◆ INSTRUCTION
Return each entry exactly, with none missing.

◆ PROVIDED DATA

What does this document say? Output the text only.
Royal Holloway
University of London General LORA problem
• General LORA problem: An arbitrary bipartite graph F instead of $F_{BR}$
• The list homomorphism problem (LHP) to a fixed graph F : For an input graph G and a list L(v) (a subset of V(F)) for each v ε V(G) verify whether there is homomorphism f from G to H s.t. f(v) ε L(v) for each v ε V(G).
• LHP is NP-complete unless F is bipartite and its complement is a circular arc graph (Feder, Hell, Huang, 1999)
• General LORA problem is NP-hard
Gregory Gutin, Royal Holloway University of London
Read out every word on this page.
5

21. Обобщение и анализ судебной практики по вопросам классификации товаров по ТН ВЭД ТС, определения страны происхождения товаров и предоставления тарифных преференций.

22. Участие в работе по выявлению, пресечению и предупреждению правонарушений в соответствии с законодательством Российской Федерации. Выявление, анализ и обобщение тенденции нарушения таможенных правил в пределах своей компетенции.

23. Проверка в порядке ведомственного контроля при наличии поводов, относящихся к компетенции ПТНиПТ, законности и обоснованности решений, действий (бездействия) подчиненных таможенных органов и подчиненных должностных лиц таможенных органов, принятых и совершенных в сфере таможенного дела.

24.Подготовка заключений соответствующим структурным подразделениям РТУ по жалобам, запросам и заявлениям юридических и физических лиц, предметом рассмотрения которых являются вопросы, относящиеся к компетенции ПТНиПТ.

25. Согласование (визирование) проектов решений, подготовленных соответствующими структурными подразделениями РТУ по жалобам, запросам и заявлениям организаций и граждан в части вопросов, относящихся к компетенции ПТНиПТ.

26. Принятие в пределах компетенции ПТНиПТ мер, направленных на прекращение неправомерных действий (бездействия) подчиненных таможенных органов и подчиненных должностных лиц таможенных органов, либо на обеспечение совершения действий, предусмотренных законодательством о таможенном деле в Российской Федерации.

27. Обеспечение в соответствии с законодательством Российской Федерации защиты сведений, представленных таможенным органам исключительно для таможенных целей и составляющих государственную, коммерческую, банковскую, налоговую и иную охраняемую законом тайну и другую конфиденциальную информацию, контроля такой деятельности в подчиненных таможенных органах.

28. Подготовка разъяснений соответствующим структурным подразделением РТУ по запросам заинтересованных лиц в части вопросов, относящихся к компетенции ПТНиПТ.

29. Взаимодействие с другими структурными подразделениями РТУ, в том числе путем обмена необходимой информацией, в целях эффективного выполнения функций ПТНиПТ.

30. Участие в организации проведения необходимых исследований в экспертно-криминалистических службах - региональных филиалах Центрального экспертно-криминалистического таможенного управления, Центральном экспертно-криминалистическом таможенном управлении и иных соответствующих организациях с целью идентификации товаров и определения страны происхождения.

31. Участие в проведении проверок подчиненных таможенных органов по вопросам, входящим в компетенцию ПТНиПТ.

◆ RESULT OF THIS EXERCISE
What does this document say? Output the text only.
Royal Holloway
University of London General LORA problem
• General LORA problem: An arbitrary bipartite graph F instead of $F_{BR}$
• The list homomorphism problem (LHP) to a fixed graph F : For an input graph G and a list L(v) (a subset of V(F)) for each v ε V(G) verify whether there is homomorphism f from G to H s.t. f(v) ε L(v) for each v ε V(G).
• LHP is NP-complete unless F is bipartite and its complement is a circular arc graph (Feder, Hell, Huang, 1999)
• General LORA problem is NP-hard
Gregory Gutin, Royal Holloway University of London
Read out every word on this page.
5

21. Обобщение и анализ судебной практики по вопросам классификации товаров по ТН ВЭД ТС, определения страны происхождения товаров и предоставления тарифных преференций.

22. Участие в работе по выявлению, пресечению и предупреждению правонарушений в соответствии с законодательством Российской Федерации. Выявление, анализ и обобщение тенденции нарушения таможенных правил в пределах своей компетенции.

23. Проверка в порядке ведомственного контроля при наличии поводов, относящихся к компетенции ПТНиПТ, законности и обоснованности решений, действий (бездействия) подчиненных таможенных органов и подчиненных должностных лиц таможенных органов, принятых и совершенных в сфере таможенного дела.

24.Подготовка заключений соответствующим структурным подразделениям РТУ по жалобам, запросам и заявлениям юридических и физических лиц, предметом рассмотрения которых являются вопросы, относящиеся к компетенции ПТНиПТ.

25. Согласование (визирование) проектов решений, подготовленных соответствующими структурными подразделениями РТУ по жалобам, запросам и заявлениям организаций и граждан в части вопросов, относящихся к компетенции ПТНиПТ.

26. Принятие в пределах компетенции ПТНиПТ мер, направленных на прекращение неправомерных действий (бездействия) подчиненных таможенных органов и подчиненных должностных лиц таможенных органов, либо на обеспечение совершения действий, предусмотренных законодательством о таможенном деле в Российской Федерации.

27. Обеспечение в соответствии с законодательством Российской Федерации защиты сведений, представленных таможенным органам исключительно для таможенных целей и составляющих государственную, коммерческую, банковскую, налоговую и иную охраняемую законом тайну и другую конфиденциальную информацию, контроля такой деятельности в подчиненных таможенных органах.

28. Подготовка разъяснений соответствующим структурным подразделением РТУ по запросам заинтересованных лиц в части вопросов, относящихся к компетенции ПТНиПТ.

29. Взаимодействие с другими структурными подразделениями РТУ, в том числе путем обмена необходимой информацией, в целях эффективного выполнения функций ПТНиПТ.

30. Участие в организации проведения необходимых исследований в экспертно-криминалистических службах - региональных филиалах Центрального экспертно-криминалистического таможенного управления, Центральном экспертно-криминалистическом таможенном управлении и иных соответствующих организациях с целью идентификации товаров и определения страны происхождения.

31. Участие в проведении проверок подчиненных таможенных органов по вопросам, входящим в компетенцию ПТНиПТ.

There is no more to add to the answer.